> _Your objective_
Set all the material down again unchanged, without the pictures.

> _Dataset rows_
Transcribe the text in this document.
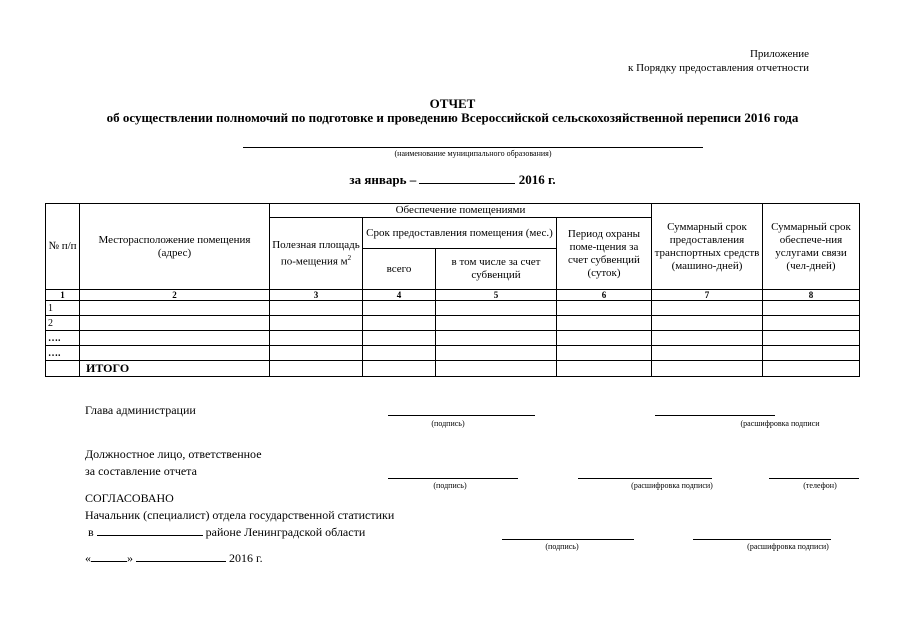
Приложение
к Порядку предоставления отчетности
ОТЧЕТ
об осуществлении полномочий по подготовке и проведению Всероссийской сельскохозяйственной переписи 2016 года
(наименование муниципального образования)
за январь –	2016 г.
№ п/п	Месторасположение помещения (адрес)	Обеспечение помещениями				Суммарный срок предоставления транспортных средств (машино-дней)	Суммарный срок обеспече-ния услугами связи (чел-дней)
		Полезная площадь по-мещения $м^2$	Срок предоставления помещения (мес.)		Период охраны поме-щения за счет субвенций (суток)		
			всего	в том числе за счет субвенций			
1	2	3	4	5	6	7	8
1							
2							
….							
….							
	ИТОГО						
Глава администрации
(подпись)	(расшифровка подписи
Должностное лицо, ответственное
за составление отчета
(подпись)	(расшифровка подписи)	(телефон)
СОГЛАСОВАНО
Начальник (специалист) отдела государственной статистики
в	районе Ленинградской области
(подпись)	(расшифровка подписи)
«	»	2016 г.
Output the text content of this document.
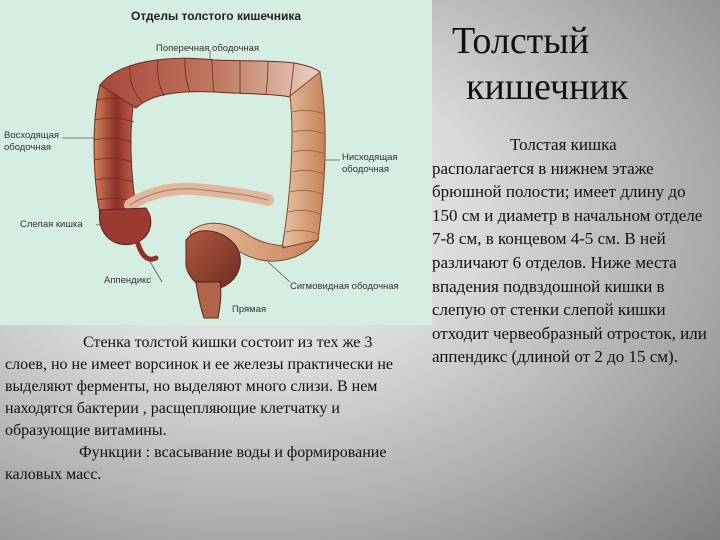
Отделы толстого кишечника
Поперечная ободочная
Восходящая
ободочная
Нисходящая
ободочная
Слепая кишка
Аппендикс
Сигмовидная ободочная
Прямая
Толстый
кишечник
Толстая кишка располагается в нижнем этаже брюшной полости; имеет длину до 150 см и диаметр в начальном отделе 7-8 см, в концевом 4-5 см. В ней различают 6 отделов. Ниже места впадения подвздошной кишки в слепую от стенки слепой кишки отходит червеобразный отросток, или аппендикс (длиной от 2 до 15 см).
Стенка толстой кишки состоит из тех же 3 слоев, но не имеет ворсинок и ее железы практически не выделяют ферменты, но выделяют много слизи. В нем находятся бактерии , расщепляющие клетчатку и образующие витамины.
Функции : всасывание воды и формирование каловых масс.
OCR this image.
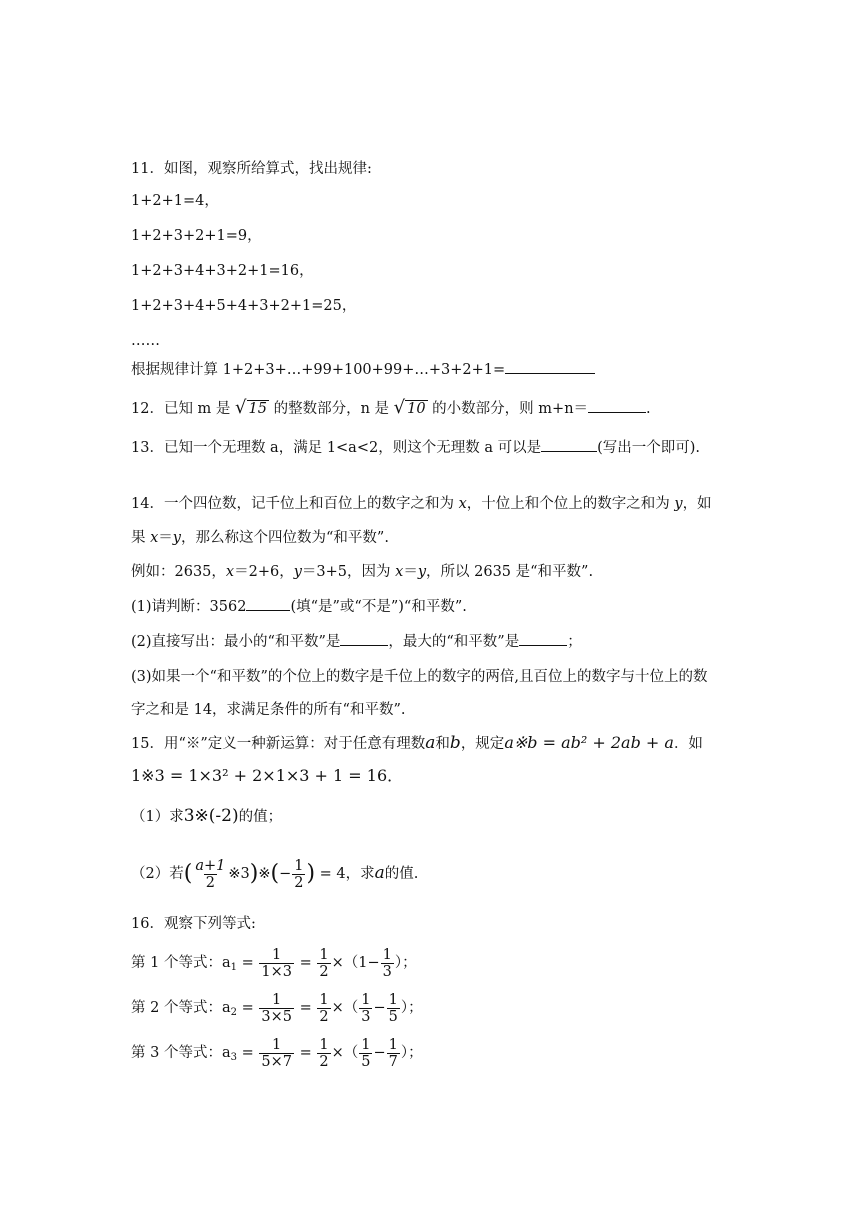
11．如图，观察所给算式，找出规律:
1+2+1=4，
1+2+3+2+1=9，
1+2+3+4+3+2+1=16，
1+2+3+4+5+4+3+2+1=25，
……
根据规律计算 1+2+3+…+99+100+99+…+3+2+1=
12．已知 m 是 √ 15 的整数部分，n 是 √ 10 的小数部分，则 m+n＝	.
13．已知一个无理数 a，满足 1<a<2，则这个无理数 a 可以是	(写出一个即可).
14．一个四位数，记千位上和百位上的数字之和为 x，十位上和个位上的数字之和为 y，如
果 x＝y，那么称这个四位数为“和平数”.
例如：2635，x＝2+6，y＝3+5，因为 x＝y，所以 2635 是“和平数”.
(1)请判断：3562	(填“是”或“不是”)“和平数”.
(2)直接写出：最小的“和平数”是	，最大的“和平数”是	；
(3)如果一个“和平数”的个位上的数字是千位上的数字的两倍,且百位上的数字与十位上的数
字之和是 14，求满足条件的所有“和平数”.
15．用“※”定义一种新运算：对于任意有理数a和b，规定a※b = ab² + 2ab + a．如
1※3 = 1×3² + 2×1×3 + 1 = 16．
（1）求3※(-2)的值；
（2）若( $\frac{a+1}{2}$ ※3)※(− $\frac{1}{2}$ ) = 4，求a的值.
16．观察下列等式:
第 1 个等式：$a_1 = \frac{1}{1\times 3} = \frac{1}{2} \times(1- \frac{1}{3}$ ）；
第 2 个等式：$a_2 = \frac{1}{3\times 5} = \frac{1}{2}$ ×（ $\frac{1}{3} - \frac{1}{5}$ ）；
第 3 个等式：$a_3 = \frac{1}{5\times 7} = \frac{1}{2}$ ×（ $\frac{1}{5} - \frac{1}{7}$ ）；
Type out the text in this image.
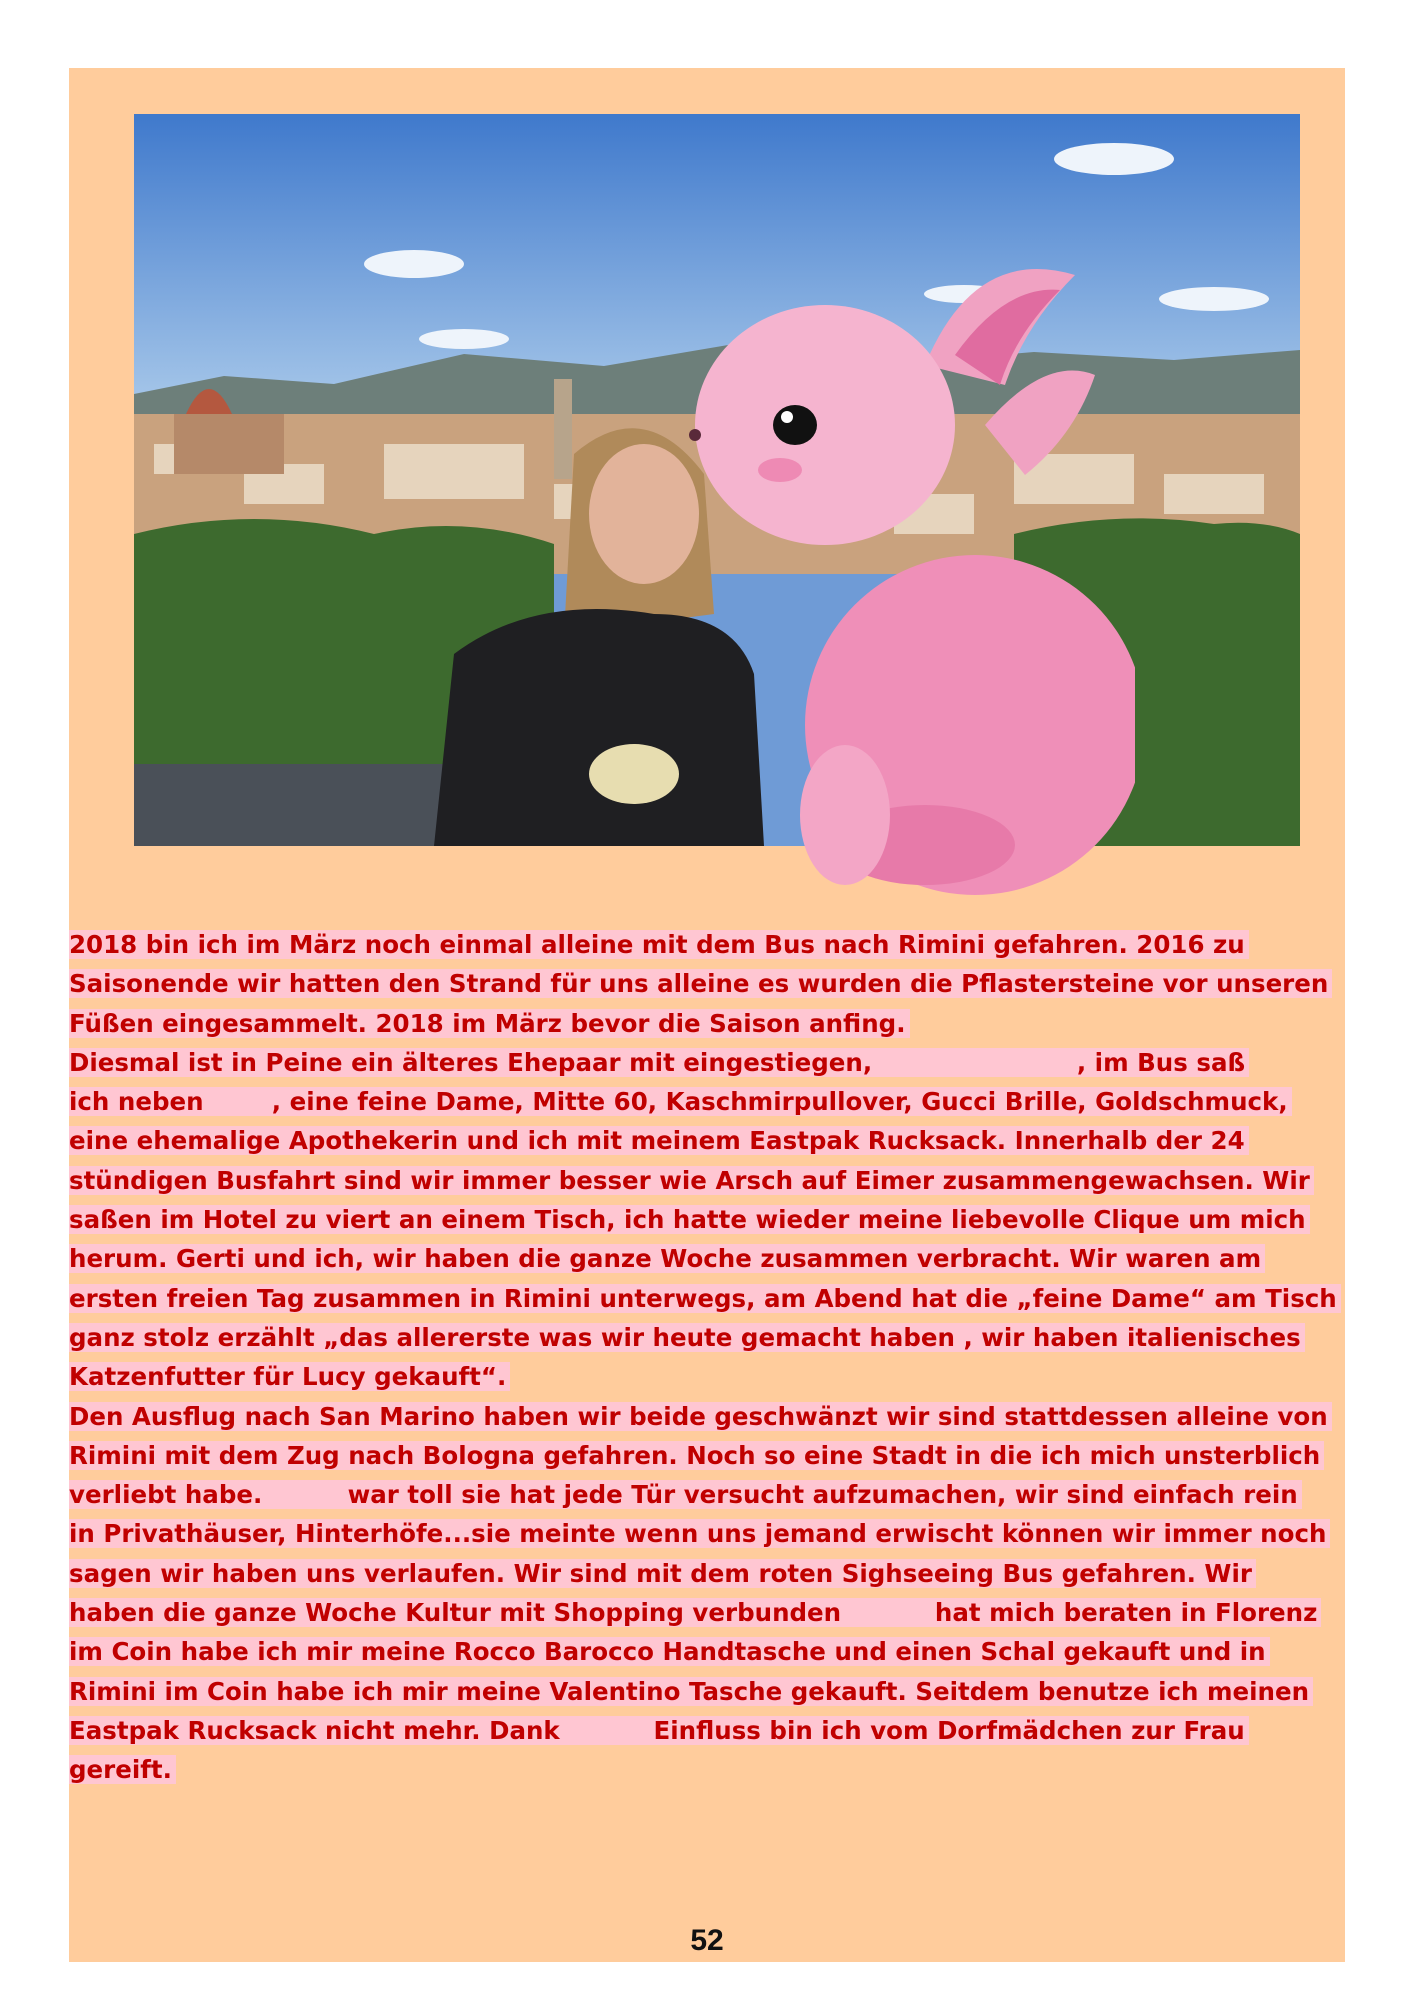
2018 bin ich im März noch einmal alleine mit dem Bus nach Rimini gefahren. 2016 zu
Saisonende wir hatten den Strand für uns alleine es wurden die Pflastersteine vor unseren
Füßen eingesammelt. 2018 im März bevor die Saison anfing.
Diesmal ist in Peine ein älteres Ehepaar mit eingestiegen,                        , im Bus saß
ich neben        , eine feine Dame, Mitte 60, Kaschmirpullover, Gucci Brille, Goldschmuck,
eine ehemalige Apothekerin und ich mit meinem Eastpak Rucksack. Innerhalb der 24
stündigen Busfahrt sind wir immer besser wie Arsch auf Eimer zusammengewachsen. Wir
saßen im Hotel zu viert an einem Tisch, ich hatte wieder meine liebevolle Clique um mich
herum. Gerti und ich, wir haben die ganze Woche zusammen verbracht. Wir waren am
ersten freien Tag zusammen in Rimini unterwegs, am Abend hat die „feine Dame“ am Tisch
ganz stolz erzählt „das allererste was wir heute gemacht haben , wir haben italienisches
Katzenfutter für Lucy gekauft“.
Den Ausflug nach San Marino haben wir beide geschwänzt wir sind stattdessen alleine von
Rimini mit dem Zug nach Bologna gefahren. Noch so eine Stadt in die ich mich unsterblich
verliebt habe.          war toll sie hat jede Tür versucht aufzumachen, wir sind einfach rein
in Privathäuser, Hinterhöfe...sie meinte wenn uns jemand erwischt können wir immer noch
sagen wir haben uns verlaufen. Wir sind mit dem roten Sighseeing Bus gefahren. Wir
haben die ganze Woche Kultur mit Shopping verbunden           hat mich beraten in Florenz
im Coin habe ich mir meine Rocco Barocco Handtasche und einen Schal gekauft und in
Rimini im Coin habe ich mir meine Valentino Tasche gekauft. Seitdem benutze ich meinen
Eastpak Rucksack nicht mehr. Dank           Einfluss bin ich vom Dorfmädchen zur Frau
gereift.
52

> _Solution for this problem_
Transcribe the text in this document.
Приложение
к Порядку предоставления отчетности
ОТЧЕТ
об осуществлении полномочий по подготовке и проведению Всероссийской сельскохозяйственной переписи 2016 года
(наименование муниципального образования)
за январь –	2016 г.
№ п/п	Месторасположение помещения (адрес)	Обеспечение помещениями				Суммарный срок предоставления транспортных средств (машино-дней)	Суммарный срок обеспече-ния услугами связи (чел-дней)
		Полезная площадь по-мещения $м^2$	Срок предоставления помещения (мес.)		Период охраны поме-щения за счет субвенций (суток)		
			всего	в том числе за счет субвенций			
1	2	3	4	5	6	7	8
1							
2							
….							
….							
	ИТОГО						
Глава администрации
(подпись)	(расшифровка подписи
Должностное лицо, ответственное
за составление отчета
(подпись)	(расшифровка подписи)	(телефон)
СОГЛАСОВАНО
Начальник (специалист) отдела государственной статистики
в	районе Ленинградской области
(подпись)	(расшифровка подписи)
«	»	2016 г.
Output the text content of this document.
Отделы толстого кишечника
Поперечная ободочная
Восходящая
ободочная
Нисходящая
ободочная
Слепая кишка
Аппендикс
Сигмовидная ободочная
Прямая
Толстый
кишечник
Толстая кишка располагается в нижнем этаже брюшной полости; имеет длину до 150 см и диаметр в начальном отделе 7-8 см, в концевом 4-5 см. В ней различают 6 отделов. Ниже места впадения подвздошной кишки в слепую от стенки слепой кишки отходит червеобразный отросток, или аппендикс (длиной от 2 до 15 см).
Стенка толстой кишки состоит из тех же 3 слоев, но не имеет ворсинок и ее железы практически не выделяют ферменты, но выделяют много слизи. В нем находятся бактерии , расщепляющие клетчатку и образующие витамины.
Функции : всасывание воды и формирование каловых масс.
OCR this image.
11．如图，观察所给算式，找出规律:
1+2+1=4，
1+2+3+2+1=9，
1+2+3+4+3+2+1=16，
1+2+3+4+5+4+3+2+1=25，
……
根据规律计算 1+2+3+…+99+100+99+…+3+2+1=
12．已知 m 是 √ 15 的整数部分，n 是 √ 10 的小数部分，则 m+n＝	.
13．已知一个无理数 a，满足 1<a<2，则这个无理数 a 可以是	(写出一个即可).
14．一个四位数，记千位上和百位上的数字之和为 x，十位上和个位上的数字之和为 y，如
果 x＝y，那么称这个四位数为“和平数”.
例如：2635，x＝2+6，y＝3+5，因为 x＝y，所以 2635 是“和平数”.
(1)请判断：3562	(填“是”或“不是”)“和平数”.
(2)直接写出：最小的“和平数”是	，最大的“和平数”是	；
(3)如果一个“和平数”的个位上的数字是千位上的数字的两倍,且百位上的数字与十位上的数
字之和是 14，求满足条件的所有“和平数”.
15．用“※”定义一种新运算：对于任意有理数a和b，规定a※b = ab² + 2ab + a．如
1※3 = 1×3² + 2×1×3 + 1 = 16．
（1）求3※(-2)的值；
（2）若( $\frac{a+1}{2}$ ※3)※(− $\frac{1}{2}$ ) = 4，求a的值.
16．观察下列等式:
第 1 个等式：$a_1 = \frac{1}{1\times 3} = \frac{1}{2} \times(1- \frac{1}{3}$ ）；
第 2 个等式：$a_2 = \frac{1}{3\times 5} = \frac{1}{2}$ ×（ $\frac{1}{3} - \frac{1}{5}$ ）；
第 3 个等式：$a_3 = \frac{1}{5\times 7} = \frac{1}{2}$ ×（ $\frac{1}{5} - \frac{1}{7}$ ）；
Type out the text in this image.
2018 bin ich im März noch einmal alleine mit dem Bus nach Rimini gefahren. 2016 zu
Saisonende wir hatten den Strand für uns alleine es wurden die Pflastersteine vor unseren
Füßen eingesammelt. 2018 im März bevor die Saison anfing.
Diesmal ist in Peine ein älteres Ehepaar mit eingestiegen,                        , im Bus saß
ich neben        , eine feine Dame, Mitte 60, Kaschmirpullover, Gucci Brille, Goldschmuck,
eine ehemalige Apothekerin und ich mit meinem Eastpak Rucksack. Innerhalb der 24
stündigen Busfahrt sind wir immer besser wie Arsch auf Eimer zusammengewachsen. Wir
saßen im Hotel zu viert an einem Tisch, ich hatte wieder meine liebevolle Clique um mich
herum. Gerti und ich, wir haben die ganze Woche zusammen verbracht. Wir waren am
ersten freien Tag zusammen in Rimini unterwegs, am Abend hat die „feine Dame“ am Tisch
ganz stolz erzählt „das allererste was wir heute gemacht haben , wir haben italienisches
Katzenfutter für Lucy gekauft“.
Den Ausflug nach San Marino haben wir beide geschwänzt wir sind stattdessen alleine von
Rimini mit dem Zug nach Bologna gefahren. Noch so eine Stadt in die ich mich unsterblich
verliebt habe.          war toll sie hat jede Tür versucht aufzumachen, wir sind einfach rein
in Privathäuser, Hinterhöfe...sie meinte wenn uns jemand erwischt können wir immer noch
sagen wir haben uns verlaufen. Wir sind mit dem roten Sighseeing Bus gefahren. Wir
haben die ganze Woche Kultur mit Shopping verbunden           hat mich beraten in Florenz
im Coin habe ich mir meine Rocco Barocco Handtasche und einen Schal gekauft und in
Rimini im Coin habe ich mir meine Valentino Tasche gekauft. Seitdem benutze ich meinen
Eastpak Rucksack nicht mehr. Dank           Einfluss bin ich vom Dorfmädchen zur Frau
gereift.
52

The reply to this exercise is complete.